◆ Dataset entries

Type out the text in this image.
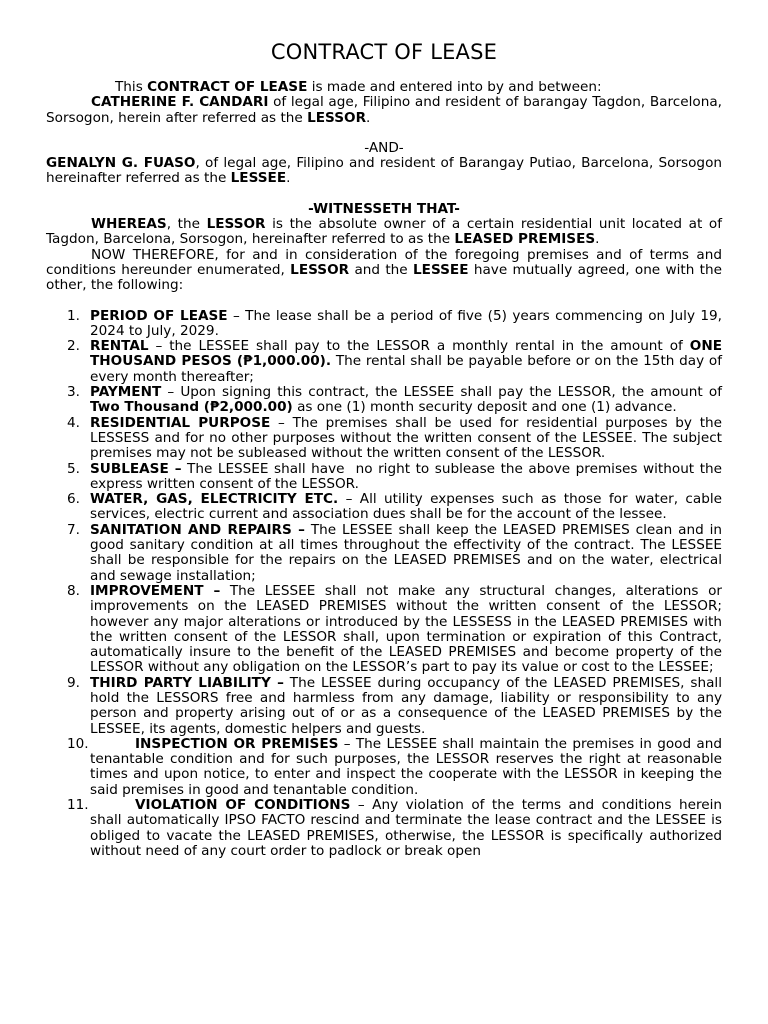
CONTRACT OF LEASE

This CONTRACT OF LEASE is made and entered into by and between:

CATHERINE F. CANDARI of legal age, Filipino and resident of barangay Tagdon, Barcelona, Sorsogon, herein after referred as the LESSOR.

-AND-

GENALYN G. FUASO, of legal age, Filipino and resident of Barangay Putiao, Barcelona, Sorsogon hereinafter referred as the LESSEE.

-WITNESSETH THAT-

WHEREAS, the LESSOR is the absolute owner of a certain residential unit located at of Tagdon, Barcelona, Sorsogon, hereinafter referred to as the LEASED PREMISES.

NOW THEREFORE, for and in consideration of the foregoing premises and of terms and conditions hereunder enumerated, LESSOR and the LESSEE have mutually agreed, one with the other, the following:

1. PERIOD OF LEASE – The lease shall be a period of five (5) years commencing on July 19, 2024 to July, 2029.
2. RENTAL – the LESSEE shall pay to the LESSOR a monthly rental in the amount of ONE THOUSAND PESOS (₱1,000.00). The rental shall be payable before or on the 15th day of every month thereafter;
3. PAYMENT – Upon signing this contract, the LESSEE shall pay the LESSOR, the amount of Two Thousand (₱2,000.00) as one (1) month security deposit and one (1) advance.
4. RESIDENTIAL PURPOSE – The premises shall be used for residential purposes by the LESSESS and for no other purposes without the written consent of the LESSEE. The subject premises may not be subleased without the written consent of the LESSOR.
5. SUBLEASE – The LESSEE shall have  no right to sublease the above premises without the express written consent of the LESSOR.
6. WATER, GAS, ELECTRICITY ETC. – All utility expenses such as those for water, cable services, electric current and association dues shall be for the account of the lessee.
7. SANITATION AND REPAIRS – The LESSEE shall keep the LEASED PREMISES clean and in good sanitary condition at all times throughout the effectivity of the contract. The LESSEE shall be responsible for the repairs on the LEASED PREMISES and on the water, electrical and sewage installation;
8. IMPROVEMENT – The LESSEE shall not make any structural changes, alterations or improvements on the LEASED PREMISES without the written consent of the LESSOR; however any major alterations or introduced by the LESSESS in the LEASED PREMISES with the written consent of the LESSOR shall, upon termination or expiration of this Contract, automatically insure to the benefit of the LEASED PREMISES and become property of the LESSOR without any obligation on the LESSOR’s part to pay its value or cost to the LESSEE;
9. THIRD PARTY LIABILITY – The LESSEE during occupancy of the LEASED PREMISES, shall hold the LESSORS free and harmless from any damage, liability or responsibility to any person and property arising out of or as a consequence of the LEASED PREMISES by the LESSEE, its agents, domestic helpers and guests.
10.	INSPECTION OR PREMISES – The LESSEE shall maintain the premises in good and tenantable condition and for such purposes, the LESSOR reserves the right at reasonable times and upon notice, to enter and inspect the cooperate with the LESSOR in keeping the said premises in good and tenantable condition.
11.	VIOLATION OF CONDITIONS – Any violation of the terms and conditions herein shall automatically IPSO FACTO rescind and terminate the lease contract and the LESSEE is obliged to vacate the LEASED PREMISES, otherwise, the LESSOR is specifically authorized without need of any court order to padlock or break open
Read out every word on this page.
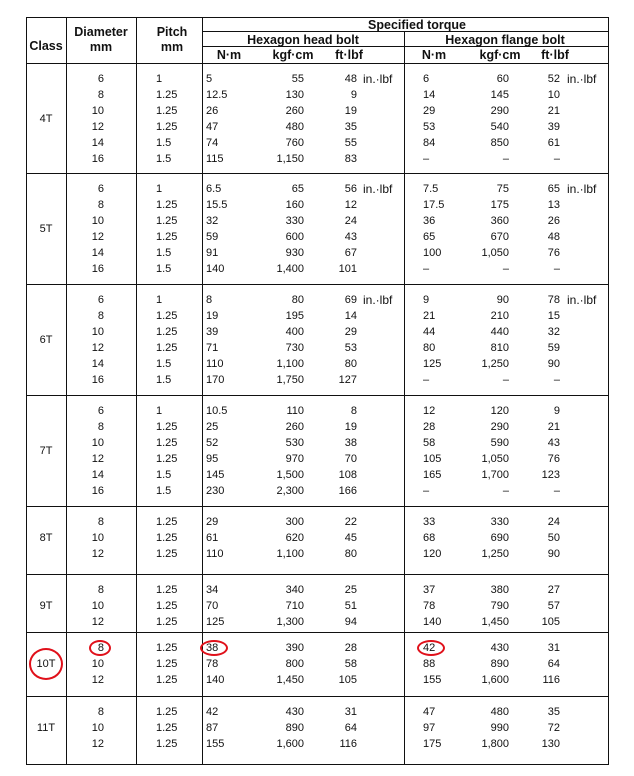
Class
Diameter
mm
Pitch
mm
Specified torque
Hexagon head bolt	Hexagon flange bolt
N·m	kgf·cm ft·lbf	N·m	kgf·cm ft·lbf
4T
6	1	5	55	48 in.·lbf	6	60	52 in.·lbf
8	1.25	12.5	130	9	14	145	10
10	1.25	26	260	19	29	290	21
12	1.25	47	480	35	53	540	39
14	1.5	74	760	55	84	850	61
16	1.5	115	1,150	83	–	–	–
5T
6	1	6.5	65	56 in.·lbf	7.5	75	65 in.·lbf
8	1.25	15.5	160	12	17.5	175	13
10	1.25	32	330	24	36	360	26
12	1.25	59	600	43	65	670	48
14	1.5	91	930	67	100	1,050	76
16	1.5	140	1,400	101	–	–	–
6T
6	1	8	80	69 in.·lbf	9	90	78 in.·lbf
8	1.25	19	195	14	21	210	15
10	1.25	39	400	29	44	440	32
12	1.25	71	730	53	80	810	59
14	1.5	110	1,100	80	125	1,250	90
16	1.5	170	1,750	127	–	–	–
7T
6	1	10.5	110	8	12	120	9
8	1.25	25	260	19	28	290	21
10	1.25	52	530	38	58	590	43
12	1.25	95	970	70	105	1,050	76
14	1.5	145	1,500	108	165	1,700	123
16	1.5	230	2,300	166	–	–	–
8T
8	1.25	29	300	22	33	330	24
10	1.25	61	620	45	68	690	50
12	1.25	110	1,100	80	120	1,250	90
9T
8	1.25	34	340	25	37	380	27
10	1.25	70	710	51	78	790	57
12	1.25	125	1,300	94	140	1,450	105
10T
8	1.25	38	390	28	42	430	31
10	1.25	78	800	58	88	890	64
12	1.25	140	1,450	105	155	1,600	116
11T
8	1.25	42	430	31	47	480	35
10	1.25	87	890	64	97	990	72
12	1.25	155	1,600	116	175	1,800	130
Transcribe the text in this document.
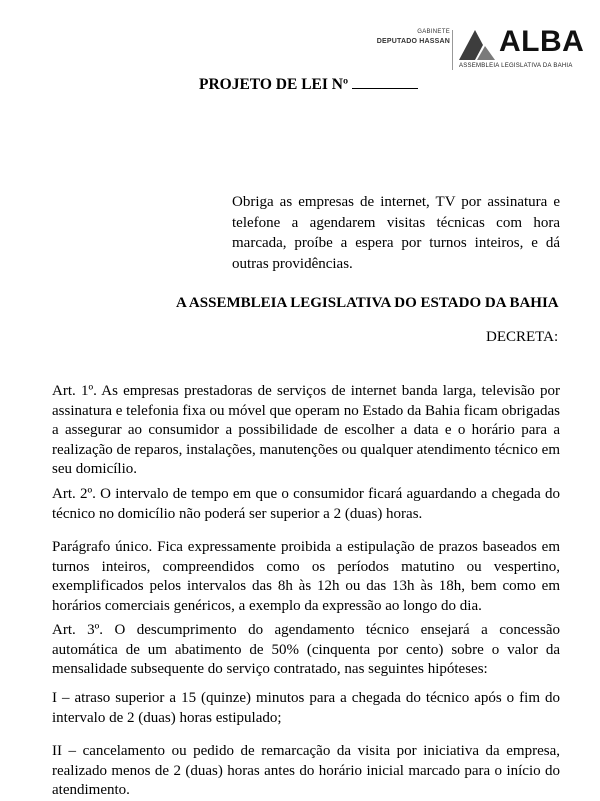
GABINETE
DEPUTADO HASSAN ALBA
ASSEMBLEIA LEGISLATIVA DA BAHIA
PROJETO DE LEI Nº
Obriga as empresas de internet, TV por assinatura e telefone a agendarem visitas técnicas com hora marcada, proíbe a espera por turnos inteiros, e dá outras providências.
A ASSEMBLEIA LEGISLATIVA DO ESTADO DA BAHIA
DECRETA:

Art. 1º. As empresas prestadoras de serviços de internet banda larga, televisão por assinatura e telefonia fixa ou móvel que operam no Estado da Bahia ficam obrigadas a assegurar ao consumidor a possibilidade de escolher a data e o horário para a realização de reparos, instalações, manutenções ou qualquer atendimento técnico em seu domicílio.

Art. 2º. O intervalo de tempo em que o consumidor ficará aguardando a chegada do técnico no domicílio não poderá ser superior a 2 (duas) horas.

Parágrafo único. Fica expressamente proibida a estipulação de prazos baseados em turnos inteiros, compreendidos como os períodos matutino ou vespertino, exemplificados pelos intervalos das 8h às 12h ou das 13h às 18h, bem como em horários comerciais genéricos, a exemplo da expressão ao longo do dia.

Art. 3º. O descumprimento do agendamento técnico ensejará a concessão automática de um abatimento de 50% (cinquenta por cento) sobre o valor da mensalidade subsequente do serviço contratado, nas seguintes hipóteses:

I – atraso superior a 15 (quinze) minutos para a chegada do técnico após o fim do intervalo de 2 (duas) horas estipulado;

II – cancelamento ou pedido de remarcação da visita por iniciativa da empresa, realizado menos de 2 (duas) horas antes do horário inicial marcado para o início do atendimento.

◆ Exercise
List the lines that contain the word "inteiros".

◆ The result
Obriga as empresas de internet, TV por assinatura e telefone a agendarem visitas técnicas com hora marcada, proíbe a espera por turnos inteiros, e dá outras providências.
Parágrafo único. Fica expressamente proibida a estipulação de prazos baseados em turnos inteiros, compreendidos como os períodos matutino ou vespertino, exemplificados pelos intervalos das 8h às 12h ou das 13h às 18h, bem como em horários comerciais genéricos, a exemplo da expressão ao longo do dia.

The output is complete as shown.